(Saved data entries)
** start **

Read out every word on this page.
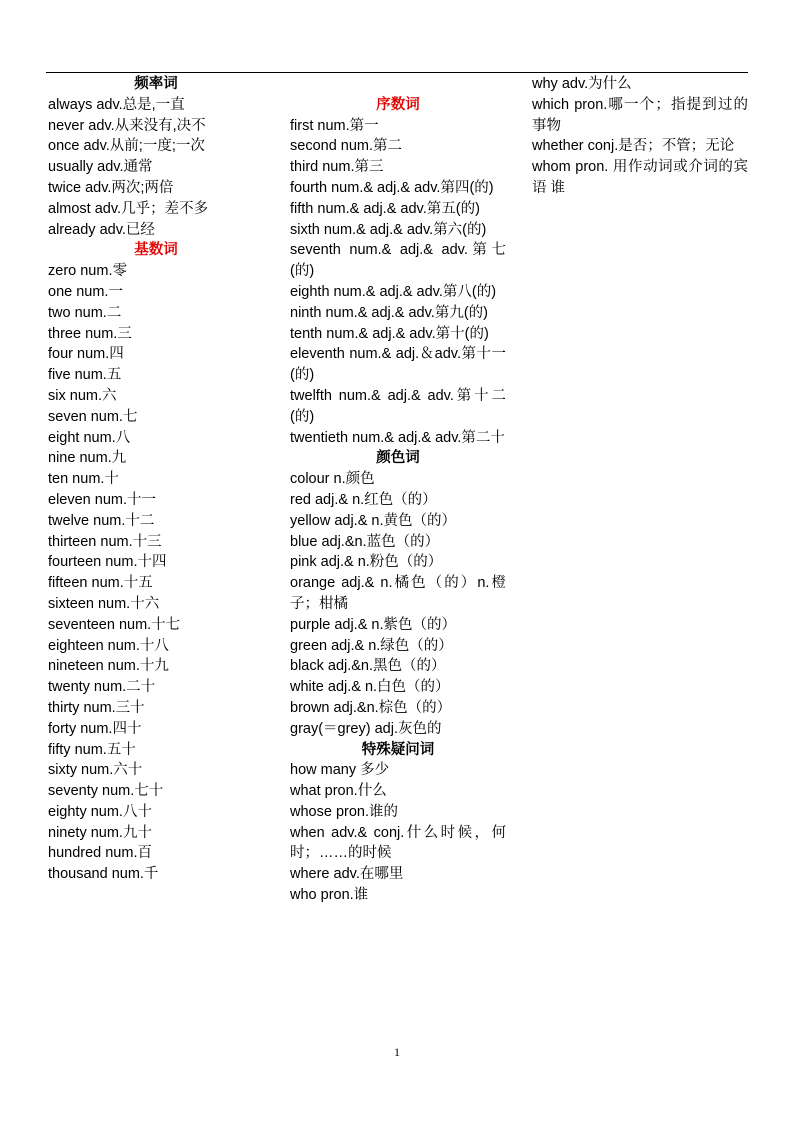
频率词
always adv.总是,一直
never adv.从来没有,决不
once adv.从前;一度;一次
usually adv.通常
twice adv.两次;两倍
almost adv.几乎；差不多
already adv.已经
基数词
zero num.零
one num.一
two num.二
three num.三
four num.四
five num.五
six num.六
seven num.七
eight num.八
nine num.九
ten num.十
eleven num.十一
twelve num.十二
thirteen num.十三
fourteen num.十四
fifteen num.十五
sixteen num.十六
seventeen num.十七
eighteen num.十八
nineteen num.十九
twenty num.二十
thirty num.三十
forty num.四十
fifty num.五十
sixty num.六十
seventy num.七十
eighty num.八十
ninety num.九十
hundred num.百
thousand num.千
序数词
first num.第一
second num.第二
third num.第三
fourth num.& adj.& adv.第四(的)
fifth num.& adj.& adv.第五(的)
sixth num.& adj.& adv.第六(的)
seventh num.& adj.& adv.第七(的)
eighth num.& adj.& adv.第八(的)
ninth num.& adj.& adv.第九(的)
tenth num.& adj.& adv.第十(的)
eleventh num.& adj.＆adv.第十一(的)
twelfth num.& adj.& adv.第十二(的)
twentieth num.& adj.& adv.第二十
颜色词
colour n.颜色
red adj.& n.红色（的）
yellow adj.& n.黄色（的）
blue adj.&n.蓝色（的）
pink adj.& n.粉色（的）
orange adj.& n.橘色（的）n.橙子；柑橘
purple adj.& n.紫色（的）
green adj.& n.绿色（的）
black adj.&n.黑色（的）
white adj.& n.白色（的）
brown adj.&n.棕色（的）
gray(＝grey) adj.灰色的
特殊疑问词
how many 多少
what pron.什么
whose pron.谁的
when adv.& conj.什么时候，何时；……的时候
where adv.在哪里
who pron.谁
why adv.为什么
which pron.哪一个；指提到过的事物
whether conj.是否；不管；无论
whom pron. 用作动词或介词的宾语 谁
1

** end **

_EXERCISE:_ Leave the pictures out and print the records above exactly as they stand.

_RESULT:_
Read out every word on this page.
频率词
always adv.总是,一直
never adv.从来没有,决不
once adv.从前;一度;一次
usually adv.通常
twice adv.两次;两倍
almost adv.几乎；差不多
already adv.已经
基数词
zero num.零
one num.一
two num.二
three num.三
four num.四
five num.五
six num.六
seven num.七
eight num.八
nine num.九
ten num.十
eleven num.十一
twelve num.十二
thirteen num.十三
fourteen num.十四
fifteen num.十五
sixteen num.十六
seventeen num.十七
eighteen num.十八
nineteen num.十九
twenty num.二十
thirty num.三十
forty num.四十
fifty num.五十
sixty num.六十
seventy num.七十
eighty num.八十
ninety num.九十
hundred num.百
thousand num.千
序数词
first num.第一
second num.第二
third num.第三
fourth num.& adj.& adv.第四(的)
fifth num.& adj.& adv.第五(的)
sixth num.& adj.& adv.第六(的)
seventh num.& adj.& adv.第七(的)
eighth num.& adj.& adv.第八(的)
ninth num.& adj.& adv.第九(的)
tenth num.& adj.& adv.第十(的)
eleventh num.& adj.＆adv.第十一(的)
twelfth num.& adj.& adv.第十二(的)
twentieth num.& adj.& adv.第二十
颜色词
colour n.颜色
red adj.& n.红色（的）
yellow adj.& n.黄色（的）
blue adj.&n.蓝色（的）
pink adj.& n.粉色（的）
orange adj.& n.橘色（的）n.橙子；柑橘
purple adj.& n.紫色（的）
green adj.& n.绿色（的）
black adj.&n.黑色（的）
white adj.& n.白色（的）
brown adj.&n.棕色（的）
gray(＝grey) adj.灰色的
特殊疑问词
how many 多少
what pron.什么
whose pron.谁的
when adv.& conj.什么时候，何时；……的时候
where adv.在哪里
who pron.谁
why adv.为什么
which pron.哪一个；指提到过的事物
whether conj.是否；不管；无论
whom pron. 用作动词或介词的宾语 谁
1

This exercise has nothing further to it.